What is required:
Restate each line word for word. Leave out every picture.

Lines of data
'''
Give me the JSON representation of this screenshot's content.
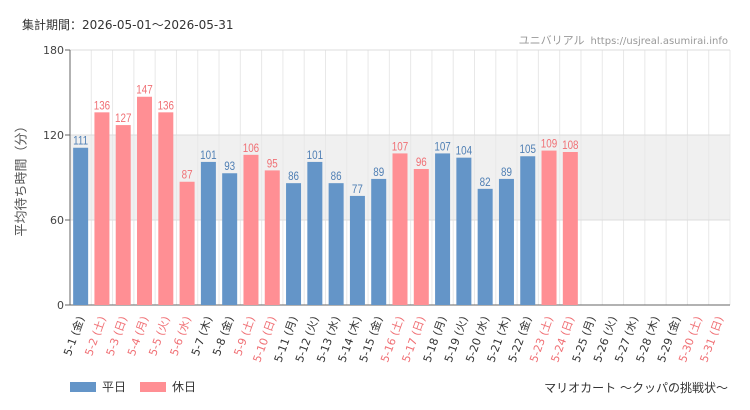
{
  "header": {
    "period": "集計期間：2026-05-01～2026-05-31",
    "site_name": "ユニバリアル",
    "site_url": "https://usjreal.asumirai.info"
  },
  "footer": {
    "attraction": "マリオカート ～クッパの挑戦状～"
  },
  "colors": {
    "weekday": "#6495c8",
    "holiday": "#ff8f94",
    "weekday_label": "#4f7fb4",
    "holiday_label": "#f07075",
    "axis_text": "#333333",
    "band": "#f0f0f0"
  },
  "chart_data": {
    "type": "bar",
    "ylabel": "平均待ち時間（分）",
    "ylim": [
      0,
      180
    ],
    "yticks": [
      0,
      60,
      120,
      180
    ],
    "band": [
      60,
      120
    ],
    "grid": true,
    "legend_position": "bottom-left",
    "series": [
      {
        "name": "平日",
        "key": "weekday"
      },
      {
        "name": "休日",
        "key": "holiday"
      }
    ],
    "categories": [
      "5-1 (金)",
      "5-2 (土)",
      "5-3 (日)",
      "5-4 (月)",
      "5-5 (火)",
      "5-6 (水)",
      "5-7 (木)",
      "5-8 (金)",
      "5-9 (土)",
      "5-10 (日)",
      "5-11 (月)",
      "5-12 (火)",
      "5-13 (水)",
      "5-14 (木)",
      "5-15 (金)",
      "5-16 (土)",
      "5-17 (日)",
      "5-18 (月)",
      "5-19 (火)",
      "5-20 (水)",
      "5-21 (木)",
      "5-22 (金)",
      "5-23 (土)",
      "5-24 (日)",
      "5-25 (月)",
      "5-26 (火)",
      "5-27 (水)",
      "5-28 (木)",
      "5-29 (金)",
      "5-30 (土)",
      "5-31 (日)"
    ],
    "values": [
      111,
      136,
      127,
      147,
      136,
      87,
      101,
      93,
      106,
      95,
      86,
      101,
      86,
      77,
      89,
      107,
      96,
      107,
      104,
      82,
      89,
      105,
      109,
      108,
      null,
      null,
      null,
      null,
      null,
      null,
      null
    ],
    "day_type": [
      "weekday",
      "holiday",
      "holiday",
      "holiday",
      "holiday",
      "holiday",
      "weekday",
      "weekday",
      "holiday",
      "holiday",
      "weekday",
      "weekday",
      "weekday",
      "weekday",
      "weekday",
      "holiday",
      "holiday",
      "weekday",
      "weekday",
      "weekday",
      "weekday",
      "weekday",
      "holiday",
      "holiday",
      "weekday",
      "weekday",
      "weekday",
      "weekday",
      "weekday",
      "holiday",
      "holiday"
    ]
  }
}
'''
Final result:
Give me the JSON representation of this screenshot's content.
{
  "header": {
    "period": "集計期間：2026-05-01～2026-05-31",
    "site_name": "ユニバリアル",
    "site_url": "https://usjreal.asumirai.info"
  },
  "footer": {
    "attraction": "マリオカート ～クッパの挑戦状～"
  },
  "colors": {
    "weekday": "#6495c8",
    "holiday": "#ff8f94",
    "weekday_label": "#4f7fb4",
    "holiday_label": "#f07075",
    "axis_text": "#333333",
    "band": "#f0f0f0"
  },
  "chart_data": {
    "type": "bar",
    "ylabel": "平均待ち時間（分）",
    "ylim": [
      0,
      180
    ],
    "yticks": [
      0,
      60,
      120,
      180
    ],
    "band": [
      60,
      120
    ],
    "grid": true,
    "legend_position": "bottom-left",
    "series": [
      {
        "name": "平日",
        "key": "weekday"
      },
      {
        "name": "休日",
        "key": "holiday"
      }
    ],
    "categories": [
      "5-1 (金)",
      "5-2 (土)",
      "5-3 (日)",
      "5-4 (月)",
      "5-5 (火)",
      "5-6 (水)",
      "5-7 (木)",
      "5-8 (金)",
      "5-9 (土)",
      "5-10 (日)",
      "5-11 (月)",
      "5-12 (火)",
      "5-13 (水)",
      "5-14 (木)",
      "5-15 (金)",
      "5-16 (土)",
      "5-17 (日)",
      "5-18 (月)",
      "5-19 (火)",
      "5-20 (水)",
      "5-21 (木)",
      "5-22 (金)",
      "5-23 (土)",
      "5-24 (日)",
      "5-25 (月)",
      "5-26 (火)",
      "5-27 (水)",
      "5-28 (木)",
      "5-29 (金)",
      "5-30 (土)",
      "5-31 (日)"
    ],
    "values": [
      111,
      136,
      127,
      147,
      136,
      87,
      101,
      93,
      106,
      95,
      86,
      101,
      86,
      77,
      89,
      107,
      96,
      107,
      104,
      82,
      89,
      105,
      109,
      108,
      null,
      null,
      null,
      null,
      null,
      null,
      null
    ],
    "day_type": [
      "weekday",
      "holiday",
      "holiday",
      "holiday",
      "holiday",
      "holiday",
      "weekday",
      "weekday",
      "holiday",
      "holiday",
      "weekday",
      "weekday",
      "weekday",
      "weekday",
      "weekday",
      "holiday",
      "holiday",
      "weekday",
      "weekday",
      "weekday",
      "weekday",
      "weekday",
      "holiday",
      "holiday",
      "weekday",
      "weekday",
      "weekday",
      "weekday",
      "weekday",
      "holiday",
      "holiday"
    ]
  }
}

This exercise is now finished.